What you will do
Please set down all the lines beneath this one exactly, without the pictures.

Data shown

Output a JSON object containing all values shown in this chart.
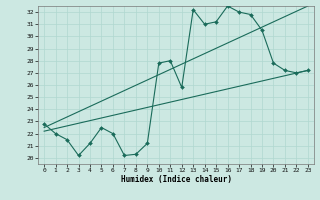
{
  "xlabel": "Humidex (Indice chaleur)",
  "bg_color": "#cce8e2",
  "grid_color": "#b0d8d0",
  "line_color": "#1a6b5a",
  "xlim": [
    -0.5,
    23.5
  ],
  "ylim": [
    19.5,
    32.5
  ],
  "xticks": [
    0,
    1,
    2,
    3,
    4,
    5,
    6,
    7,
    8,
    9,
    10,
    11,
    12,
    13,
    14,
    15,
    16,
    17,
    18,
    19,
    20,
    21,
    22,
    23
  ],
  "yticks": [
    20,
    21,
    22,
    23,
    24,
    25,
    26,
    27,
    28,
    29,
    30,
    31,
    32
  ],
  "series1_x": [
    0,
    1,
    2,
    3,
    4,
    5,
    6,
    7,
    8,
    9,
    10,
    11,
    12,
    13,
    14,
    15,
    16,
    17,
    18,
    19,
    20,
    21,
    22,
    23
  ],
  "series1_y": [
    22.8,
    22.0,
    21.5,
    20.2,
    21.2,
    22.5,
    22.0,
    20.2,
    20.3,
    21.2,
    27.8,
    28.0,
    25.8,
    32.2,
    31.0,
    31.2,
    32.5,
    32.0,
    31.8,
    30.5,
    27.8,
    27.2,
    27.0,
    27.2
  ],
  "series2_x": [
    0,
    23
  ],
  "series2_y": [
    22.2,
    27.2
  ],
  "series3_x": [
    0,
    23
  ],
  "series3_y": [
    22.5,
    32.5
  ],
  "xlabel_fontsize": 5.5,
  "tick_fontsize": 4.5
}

The reply
Output a JSON object containing all values shown in this chart.
{
  "xlabel": "Humidex (Indice chaleur)",
  "bg_color": "#cce8e2",
  "grid_color": "#b0d8d0",
  "line_color": "#1a6b5a",
  "xlim": [
    -0.5,
    23.5
  ],
  "ylim": [
    19.5,
    32.5
  ],
  "xticks": [
    0,
    1,
    2,
    3,
    4,
    5,
    6,
    7,
    8,
    9,
    10,
    11,
    12,
    13,
    14,
    15,
    16,
    17,
    18,
    19,
    20,
    21,
    22,
    23
  ],
  "yticks": [
    20,
    21,
    22,
    23,
    24,
    25,
    26,
    27,
    28,
    29,
    30,
    31,
    32
  ],
  "series1_x": [
    0,
    1,
    2,
    3,
    4,
    5,
    6,
    7,
    8,
    9,
    10,
    11,
    12,
    13,
    14,
    15,
    16,
    17,
    18,
    19,
    20,
    21,
    22,
    23
  ],
  "series1_y": [
    22.8,
    22.0,
    21.5,
    20.2,
    21.2,
    22.5,
    22.0,
    20.2,
    20.3,
    21.2,
    27.8,
    28.0,
    25.8,
    32.2,
    31.0,
    31.2,
    32.5,
    32.0,
    31.8,
    30.5,
    27.8,
    27.2,
    27.0,
    27.2
  ],
  "series2_x": [
    0,
    23
  ],
  "series2_y": [
    22.2,
    27.2
  ],
  "series3_x": [
    0,
    23
  ],
  "series3_y": [
    22.5,
    32.5
  ],
  "xlabel_fontsize": 5.5,
  "tick_fontsize": 4.5
}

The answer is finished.